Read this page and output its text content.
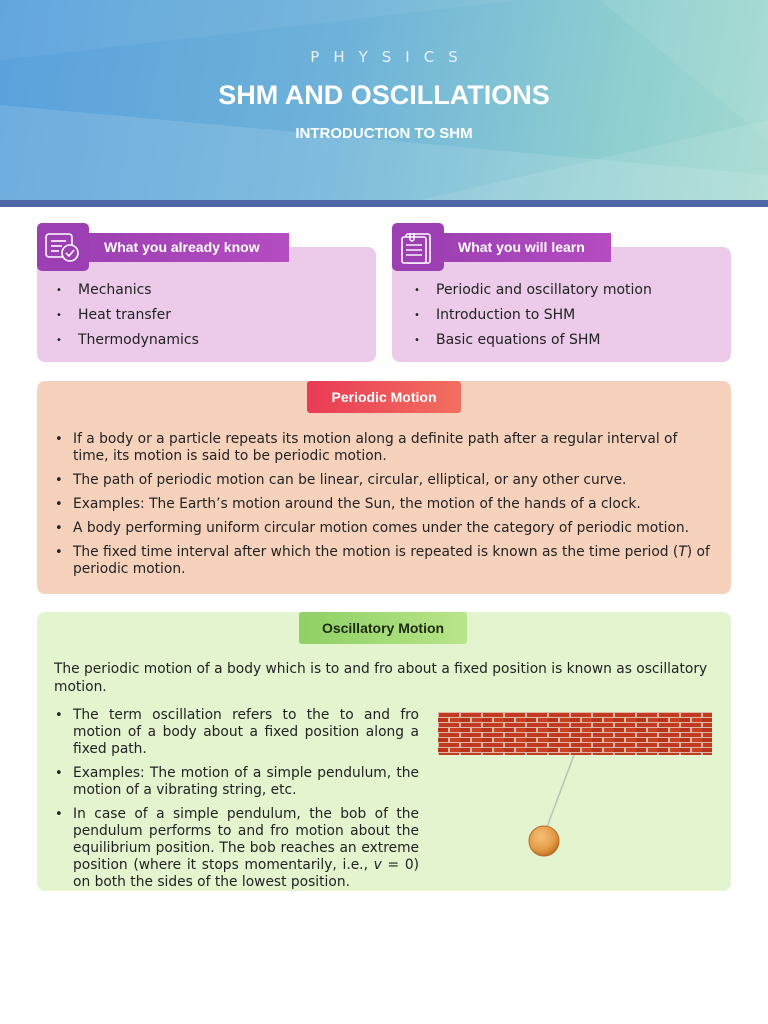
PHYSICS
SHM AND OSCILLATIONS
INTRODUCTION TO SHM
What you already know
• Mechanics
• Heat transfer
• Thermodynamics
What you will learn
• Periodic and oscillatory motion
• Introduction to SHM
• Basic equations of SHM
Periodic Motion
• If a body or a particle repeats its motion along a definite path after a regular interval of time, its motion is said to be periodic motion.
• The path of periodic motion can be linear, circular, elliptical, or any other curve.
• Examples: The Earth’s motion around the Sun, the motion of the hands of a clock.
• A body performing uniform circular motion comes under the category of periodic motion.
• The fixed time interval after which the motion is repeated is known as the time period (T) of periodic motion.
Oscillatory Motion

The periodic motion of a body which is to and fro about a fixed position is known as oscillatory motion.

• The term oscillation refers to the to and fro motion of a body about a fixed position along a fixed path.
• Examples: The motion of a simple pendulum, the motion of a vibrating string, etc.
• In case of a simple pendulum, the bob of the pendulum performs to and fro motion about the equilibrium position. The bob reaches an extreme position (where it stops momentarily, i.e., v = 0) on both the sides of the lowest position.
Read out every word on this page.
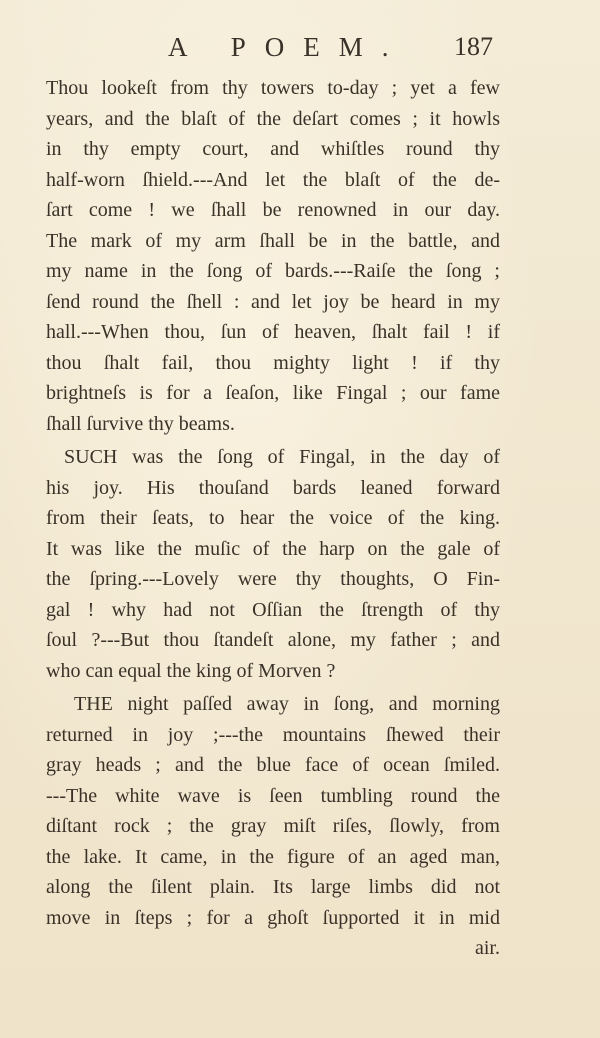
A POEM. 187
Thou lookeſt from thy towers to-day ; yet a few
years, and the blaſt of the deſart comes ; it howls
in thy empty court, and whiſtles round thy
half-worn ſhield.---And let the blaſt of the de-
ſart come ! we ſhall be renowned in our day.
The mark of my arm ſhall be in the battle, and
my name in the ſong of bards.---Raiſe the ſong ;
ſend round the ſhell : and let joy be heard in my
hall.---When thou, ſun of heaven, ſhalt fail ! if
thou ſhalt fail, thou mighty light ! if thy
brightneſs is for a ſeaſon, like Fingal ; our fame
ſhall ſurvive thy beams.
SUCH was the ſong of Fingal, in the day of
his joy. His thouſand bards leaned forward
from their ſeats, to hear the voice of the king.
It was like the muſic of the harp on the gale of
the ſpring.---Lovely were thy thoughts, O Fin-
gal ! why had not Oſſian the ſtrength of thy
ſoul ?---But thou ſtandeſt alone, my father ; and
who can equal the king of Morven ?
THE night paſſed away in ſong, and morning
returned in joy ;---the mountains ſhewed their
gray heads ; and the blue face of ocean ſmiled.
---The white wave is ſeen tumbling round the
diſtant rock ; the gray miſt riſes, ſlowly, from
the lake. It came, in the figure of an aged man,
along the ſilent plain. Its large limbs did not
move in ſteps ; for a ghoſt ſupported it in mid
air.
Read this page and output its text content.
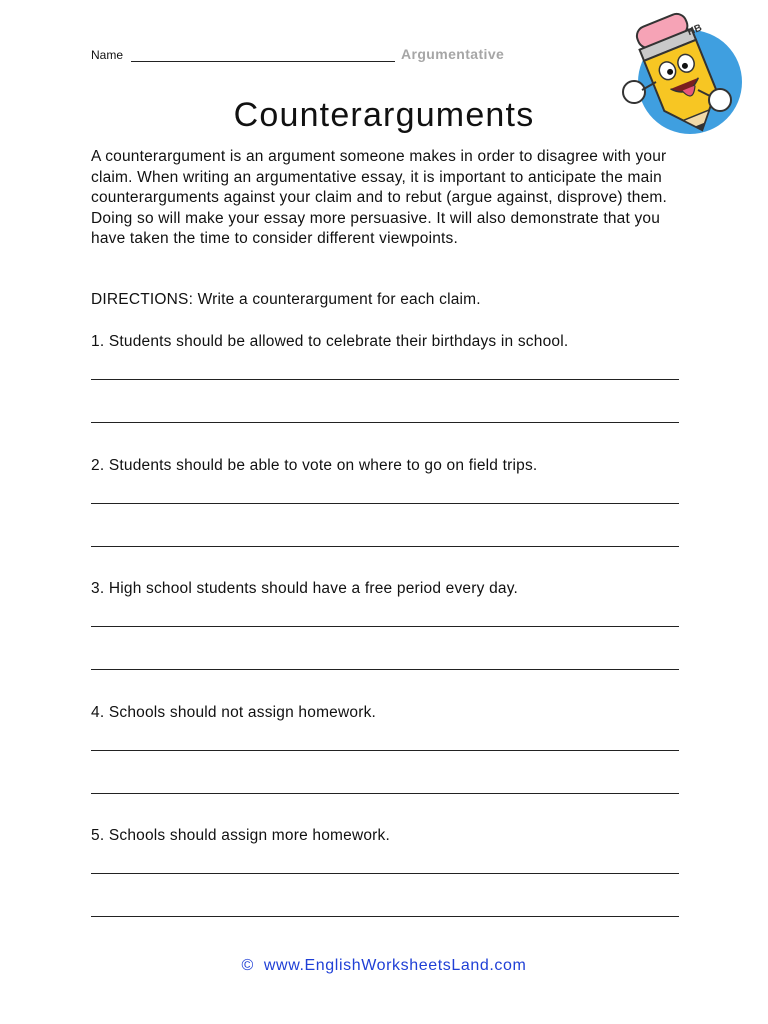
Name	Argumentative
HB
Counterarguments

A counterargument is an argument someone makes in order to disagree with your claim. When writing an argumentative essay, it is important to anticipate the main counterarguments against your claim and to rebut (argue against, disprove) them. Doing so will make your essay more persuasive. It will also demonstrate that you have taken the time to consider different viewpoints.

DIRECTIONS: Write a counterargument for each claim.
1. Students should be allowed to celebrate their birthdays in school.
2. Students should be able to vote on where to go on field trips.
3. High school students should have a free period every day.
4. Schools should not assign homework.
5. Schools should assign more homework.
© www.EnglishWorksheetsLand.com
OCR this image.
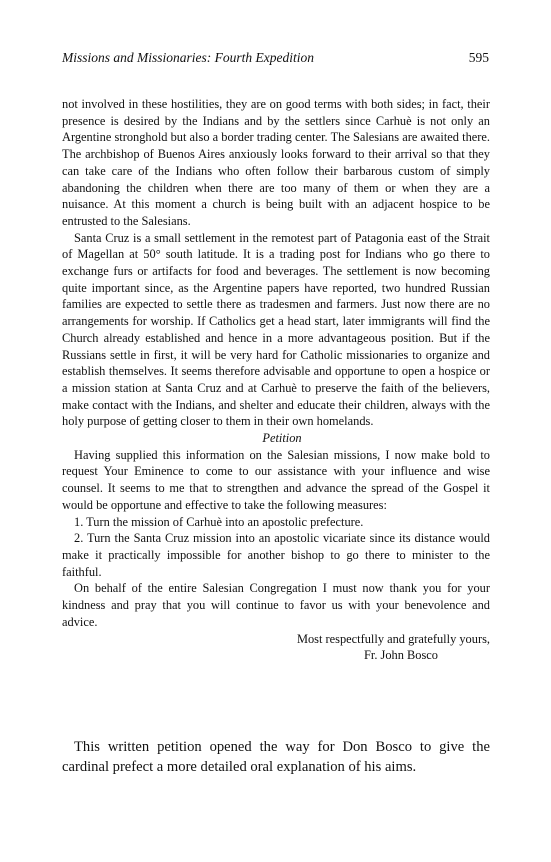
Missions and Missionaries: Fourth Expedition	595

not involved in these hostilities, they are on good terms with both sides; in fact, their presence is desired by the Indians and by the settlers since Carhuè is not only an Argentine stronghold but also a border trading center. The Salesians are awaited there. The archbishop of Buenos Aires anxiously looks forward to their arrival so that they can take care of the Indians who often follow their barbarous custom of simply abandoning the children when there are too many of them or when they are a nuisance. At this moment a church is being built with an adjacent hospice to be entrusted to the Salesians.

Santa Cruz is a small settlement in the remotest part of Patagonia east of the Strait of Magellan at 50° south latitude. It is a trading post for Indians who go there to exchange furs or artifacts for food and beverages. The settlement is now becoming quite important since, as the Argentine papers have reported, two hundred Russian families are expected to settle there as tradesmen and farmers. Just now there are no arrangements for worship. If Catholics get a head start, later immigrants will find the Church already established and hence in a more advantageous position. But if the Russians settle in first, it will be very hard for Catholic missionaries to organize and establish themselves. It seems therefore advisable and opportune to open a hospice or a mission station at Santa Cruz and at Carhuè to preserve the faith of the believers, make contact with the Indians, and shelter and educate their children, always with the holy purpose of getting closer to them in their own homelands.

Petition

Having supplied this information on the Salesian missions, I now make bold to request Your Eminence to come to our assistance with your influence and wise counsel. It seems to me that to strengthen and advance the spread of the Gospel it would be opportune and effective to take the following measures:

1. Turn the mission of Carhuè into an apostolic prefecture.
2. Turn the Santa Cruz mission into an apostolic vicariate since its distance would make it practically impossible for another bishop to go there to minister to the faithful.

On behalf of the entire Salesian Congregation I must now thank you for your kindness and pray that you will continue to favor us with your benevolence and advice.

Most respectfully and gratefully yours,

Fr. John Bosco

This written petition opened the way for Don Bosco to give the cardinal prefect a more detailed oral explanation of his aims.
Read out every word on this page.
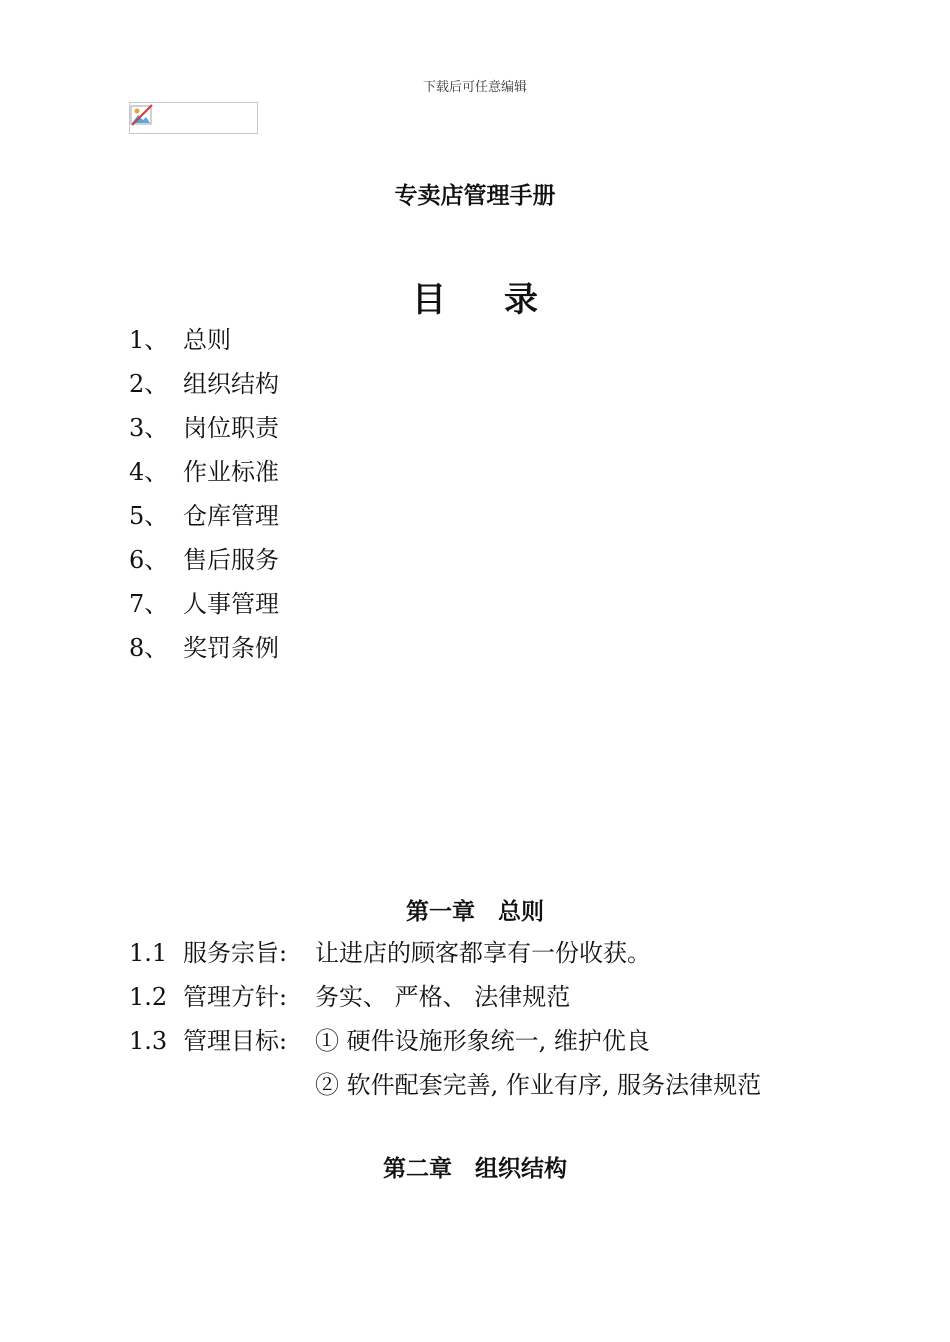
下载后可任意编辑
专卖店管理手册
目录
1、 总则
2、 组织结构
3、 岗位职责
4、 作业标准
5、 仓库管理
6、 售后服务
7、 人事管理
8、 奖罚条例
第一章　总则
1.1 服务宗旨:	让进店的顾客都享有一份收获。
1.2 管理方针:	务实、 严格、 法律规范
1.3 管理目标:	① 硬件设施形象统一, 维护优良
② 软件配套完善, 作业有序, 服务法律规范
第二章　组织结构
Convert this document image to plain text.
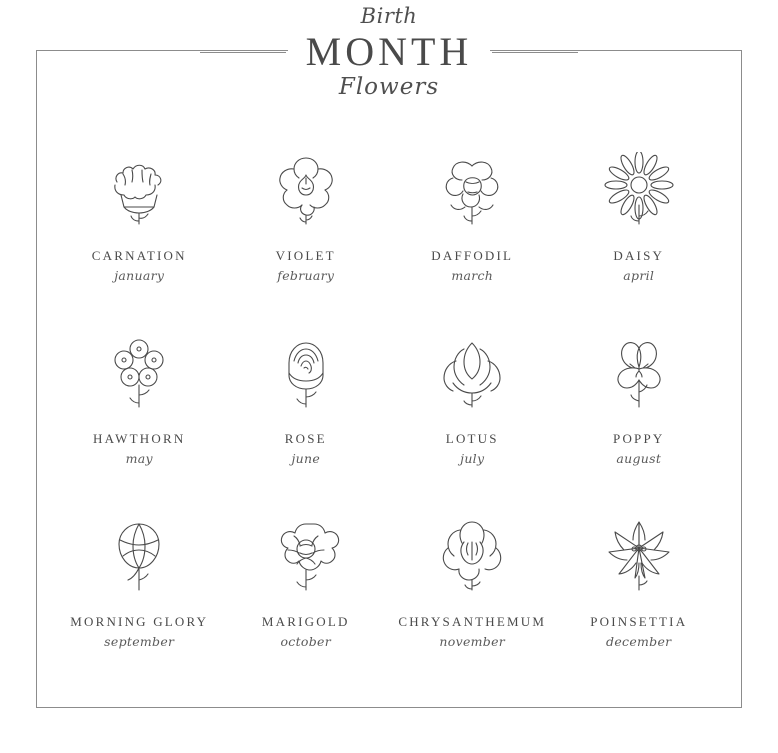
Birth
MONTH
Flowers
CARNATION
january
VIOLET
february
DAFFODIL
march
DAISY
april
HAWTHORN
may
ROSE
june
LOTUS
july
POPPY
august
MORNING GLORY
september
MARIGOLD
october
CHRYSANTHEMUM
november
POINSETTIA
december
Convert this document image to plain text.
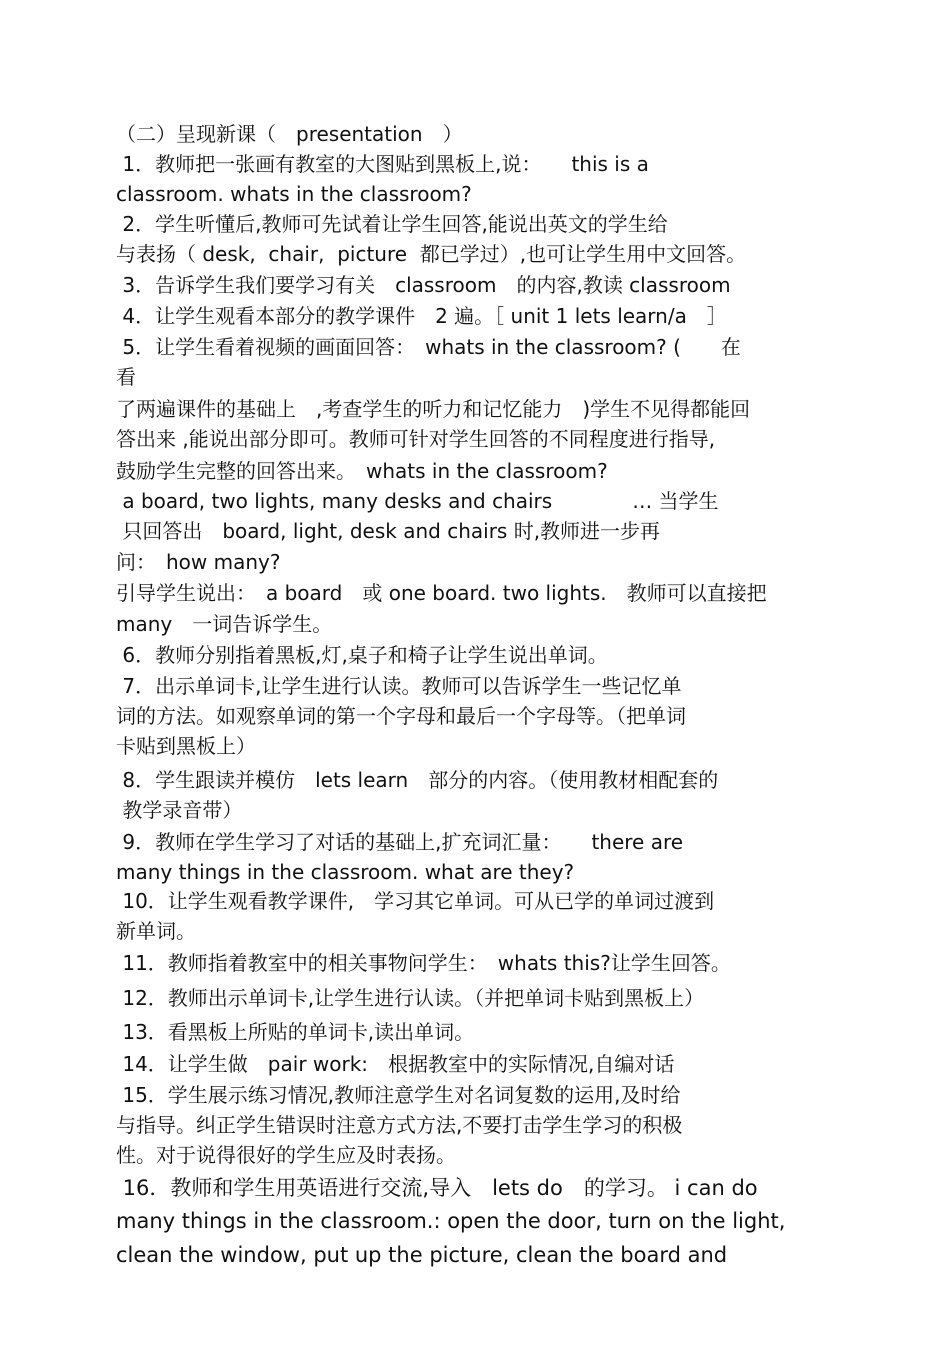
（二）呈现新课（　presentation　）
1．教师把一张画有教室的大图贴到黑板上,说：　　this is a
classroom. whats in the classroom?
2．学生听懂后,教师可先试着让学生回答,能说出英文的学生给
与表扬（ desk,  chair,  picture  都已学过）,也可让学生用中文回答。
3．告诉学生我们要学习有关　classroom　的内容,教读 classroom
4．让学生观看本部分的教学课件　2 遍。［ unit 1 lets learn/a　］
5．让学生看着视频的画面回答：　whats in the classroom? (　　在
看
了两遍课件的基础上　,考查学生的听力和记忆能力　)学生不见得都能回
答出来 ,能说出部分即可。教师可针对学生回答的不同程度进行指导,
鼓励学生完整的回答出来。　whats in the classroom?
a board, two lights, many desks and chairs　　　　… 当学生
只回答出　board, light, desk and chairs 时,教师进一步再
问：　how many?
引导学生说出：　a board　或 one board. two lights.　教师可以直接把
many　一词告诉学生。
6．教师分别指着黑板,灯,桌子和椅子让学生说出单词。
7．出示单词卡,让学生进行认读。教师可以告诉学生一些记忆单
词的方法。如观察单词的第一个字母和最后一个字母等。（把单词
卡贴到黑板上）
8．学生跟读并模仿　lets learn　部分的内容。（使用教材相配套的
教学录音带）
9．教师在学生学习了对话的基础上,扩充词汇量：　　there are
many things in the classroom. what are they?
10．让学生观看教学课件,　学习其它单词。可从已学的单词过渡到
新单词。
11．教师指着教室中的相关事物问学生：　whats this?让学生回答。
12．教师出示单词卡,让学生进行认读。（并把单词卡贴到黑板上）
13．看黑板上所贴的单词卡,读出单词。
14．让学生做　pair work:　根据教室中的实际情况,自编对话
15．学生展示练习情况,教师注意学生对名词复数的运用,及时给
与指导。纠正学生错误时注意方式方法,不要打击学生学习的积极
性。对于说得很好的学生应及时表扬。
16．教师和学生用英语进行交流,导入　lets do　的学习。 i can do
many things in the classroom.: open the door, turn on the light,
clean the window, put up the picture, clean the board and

▸ Given task
Reply with one number only: the count of lines in the entries that contain "king".

▸ The result
2